§ **What is expected**
Using the data below, copy each line that includes the word "from".
# # # # # # #
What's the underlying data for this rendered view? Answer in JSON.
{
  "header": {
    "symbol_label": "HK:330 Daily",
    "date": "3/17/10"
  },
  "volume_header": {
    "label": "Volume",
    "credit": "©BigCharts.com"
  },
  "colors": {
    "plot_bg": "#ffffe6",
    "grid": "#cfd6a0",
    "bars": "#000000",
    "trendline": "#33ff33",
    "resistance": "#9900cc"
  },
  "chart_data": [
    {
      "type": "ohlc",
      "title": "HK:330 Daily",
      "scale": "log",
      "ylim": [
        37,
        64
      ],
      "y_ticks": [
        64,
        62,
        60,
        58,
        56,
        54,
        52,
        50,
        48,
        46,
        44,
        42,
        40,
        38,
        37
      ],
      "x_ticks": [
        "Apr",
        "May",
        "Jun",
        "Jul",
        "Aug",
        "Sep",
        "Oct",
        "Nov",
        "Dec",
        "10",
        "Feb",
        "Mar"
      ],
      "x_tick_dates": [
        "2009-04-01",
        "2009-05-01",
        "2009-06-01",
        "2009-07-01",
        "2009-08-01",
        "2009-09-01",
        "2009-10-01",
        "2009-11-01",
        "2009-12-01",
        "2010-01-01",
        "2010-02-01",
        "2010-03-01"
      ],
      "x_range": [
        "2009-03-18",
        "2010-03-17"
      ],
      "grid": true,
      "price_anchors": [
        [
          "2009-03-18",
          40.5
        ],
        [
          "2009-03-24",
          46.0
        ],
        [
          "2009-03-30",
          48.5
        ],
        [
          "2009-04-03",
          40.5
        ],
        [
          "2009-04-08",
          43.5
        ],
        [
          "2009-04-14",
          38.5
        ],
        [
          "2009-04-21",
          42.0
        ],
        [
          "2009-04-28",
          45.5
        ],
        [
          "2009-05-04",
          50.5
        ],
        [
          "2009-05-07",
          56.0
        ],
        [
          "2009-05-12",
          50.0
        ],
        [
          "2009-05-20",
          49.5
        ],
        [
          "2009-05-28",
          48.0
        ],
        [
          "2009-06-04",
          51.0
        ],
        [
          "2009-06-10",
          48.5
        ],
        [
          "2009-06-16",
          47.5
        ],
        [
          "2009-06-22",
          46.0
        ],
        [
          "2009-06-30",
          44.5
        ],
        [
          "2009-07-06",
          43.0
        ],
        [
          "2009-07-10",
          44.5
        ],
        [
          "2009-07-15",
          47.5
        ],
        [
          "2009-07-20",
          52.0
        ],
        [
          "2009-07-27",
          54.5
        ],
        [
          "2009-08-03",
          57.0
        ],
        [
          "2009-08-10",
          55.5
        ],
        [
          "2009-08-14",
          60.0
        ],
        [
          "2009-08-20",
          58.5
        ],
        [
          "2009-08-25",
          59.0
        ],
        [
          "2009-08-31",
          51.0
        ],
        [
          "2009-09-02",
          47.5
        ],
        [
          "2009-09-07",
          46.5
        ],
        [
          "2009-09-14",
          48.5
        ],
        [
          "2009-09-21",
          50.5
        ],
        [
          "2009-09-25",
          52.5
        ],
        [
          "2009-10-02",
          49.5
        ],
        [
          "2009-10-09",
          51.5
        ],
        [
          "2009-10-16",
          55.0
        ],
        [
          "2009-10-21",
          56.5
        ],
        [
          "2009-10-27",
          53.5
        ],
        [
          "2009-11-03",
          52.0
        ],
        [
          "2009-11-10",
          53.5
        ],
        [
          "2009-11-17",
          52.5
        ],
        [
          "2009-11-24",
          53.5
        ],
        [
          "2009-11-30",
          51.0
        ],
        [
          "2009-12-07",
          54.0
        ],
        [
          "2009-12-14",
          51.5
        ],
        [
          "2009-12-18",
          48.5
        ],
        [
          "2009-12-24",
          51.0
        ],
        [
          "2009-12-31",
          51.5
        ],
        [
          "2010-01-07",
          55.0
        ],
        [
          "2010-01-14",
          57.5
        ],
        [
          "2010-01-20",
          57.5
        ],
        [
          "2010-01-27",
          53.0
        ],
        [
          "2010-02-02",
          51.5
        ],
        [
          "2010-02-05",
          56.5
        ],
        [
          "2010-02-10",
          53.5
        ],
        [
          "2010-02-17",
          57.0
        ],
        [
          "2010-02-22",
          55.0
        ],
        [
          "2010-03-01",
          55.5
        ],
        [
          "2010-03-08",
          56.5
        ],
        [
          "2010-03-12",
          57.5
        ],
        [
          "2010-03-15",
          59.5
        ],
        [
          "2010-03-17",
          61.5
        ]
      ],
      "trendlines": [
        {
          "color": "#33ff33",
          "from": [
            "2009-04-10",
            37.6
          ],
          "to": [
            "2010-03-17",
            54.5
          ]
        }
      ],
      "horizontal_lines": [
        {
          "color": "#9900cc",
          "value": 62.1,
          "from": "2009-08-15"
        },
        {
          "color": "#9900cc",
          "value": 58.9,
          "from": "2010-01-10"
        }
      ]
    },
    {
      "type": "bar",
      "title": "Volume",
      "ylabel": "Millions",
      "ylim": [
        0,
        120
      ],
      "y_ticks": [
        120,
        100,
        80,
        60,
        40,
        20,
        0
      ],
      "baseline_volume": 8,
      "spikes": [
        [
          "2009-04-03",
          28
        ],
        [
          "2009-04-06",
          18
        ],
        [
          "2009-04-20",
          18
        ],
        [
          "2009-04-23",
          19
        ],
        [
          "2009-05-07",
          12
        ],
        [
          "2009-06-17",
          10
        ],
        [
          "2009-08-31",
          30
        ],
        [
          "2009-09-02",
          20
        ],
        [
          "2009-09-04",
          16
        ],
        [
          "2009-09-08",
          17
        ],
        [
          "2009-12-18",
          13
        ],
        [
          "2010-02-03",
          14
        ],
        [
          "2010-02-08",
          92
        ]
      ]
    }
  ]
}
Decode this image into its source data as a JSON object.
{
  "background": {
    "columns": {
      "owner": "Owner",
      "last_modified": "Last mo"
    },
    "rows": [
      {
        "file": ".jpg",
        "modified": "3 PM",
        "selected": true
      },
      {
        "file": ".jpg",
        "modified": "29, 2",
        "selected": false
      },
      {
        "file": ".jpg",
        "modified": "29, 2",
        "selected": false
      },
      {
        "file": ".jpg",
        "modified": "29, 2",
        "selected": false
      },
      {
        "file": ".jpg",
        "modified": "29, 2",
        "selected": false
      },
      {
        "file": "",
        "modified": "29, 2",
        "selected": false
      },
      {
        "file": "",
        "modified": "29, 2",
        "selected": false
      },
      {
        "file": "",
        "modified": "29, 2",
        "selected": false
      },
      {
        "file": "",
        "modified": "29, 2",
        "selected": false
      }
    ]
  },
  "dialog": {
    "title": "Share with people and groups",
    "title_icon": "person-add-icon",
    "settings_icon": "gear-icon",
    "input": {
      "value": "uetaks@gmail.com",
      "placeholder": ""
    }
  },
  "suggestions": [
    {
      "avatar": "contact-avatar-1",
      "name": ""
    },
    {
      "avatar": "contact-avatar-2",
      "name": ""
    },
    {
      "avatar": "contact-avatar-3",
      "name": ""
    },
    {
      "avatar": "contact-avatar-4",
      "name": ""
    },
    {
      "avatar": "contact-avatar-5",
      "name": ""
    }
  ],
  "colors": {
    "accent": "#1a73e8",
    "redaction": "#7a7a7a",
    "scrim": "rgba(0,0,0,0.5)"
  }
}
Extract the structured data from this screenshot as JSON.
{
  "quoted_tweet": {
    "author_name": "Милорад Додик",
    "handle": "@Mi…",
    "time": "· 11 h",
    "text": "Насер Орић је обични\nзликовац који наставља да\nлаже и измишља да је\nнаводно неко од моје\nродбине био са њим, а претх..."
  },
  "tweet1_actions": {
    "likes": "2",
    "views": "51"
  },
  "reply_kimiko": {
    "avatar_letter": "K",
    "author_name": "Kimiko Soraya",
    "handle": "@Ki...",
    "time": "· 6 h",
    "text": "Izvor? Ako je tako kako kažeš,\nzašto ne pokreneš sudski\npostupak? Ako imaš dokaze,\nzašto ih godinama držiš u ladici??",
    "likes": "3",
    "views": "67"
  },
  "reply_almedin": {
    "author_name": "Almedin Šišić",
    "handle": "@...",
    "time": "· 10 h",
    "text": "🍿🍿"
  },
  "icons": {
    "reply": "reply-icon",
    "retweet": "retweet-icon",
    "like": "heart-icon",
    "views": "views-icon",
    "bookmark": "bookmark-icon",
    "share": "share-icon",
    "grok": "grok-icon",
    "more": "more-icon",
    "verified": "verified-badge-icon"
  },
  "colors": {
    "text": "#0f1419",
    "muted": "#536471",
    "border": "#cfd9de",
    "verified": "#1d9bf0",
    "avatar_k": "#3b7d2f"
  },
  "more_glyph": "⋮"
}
# # # # # # #
§ **Correct response**
          "from": [
          "from": "2009-08-15"
          "from": "2010-01-10"
Extract the structured data from this screenshot as JSON.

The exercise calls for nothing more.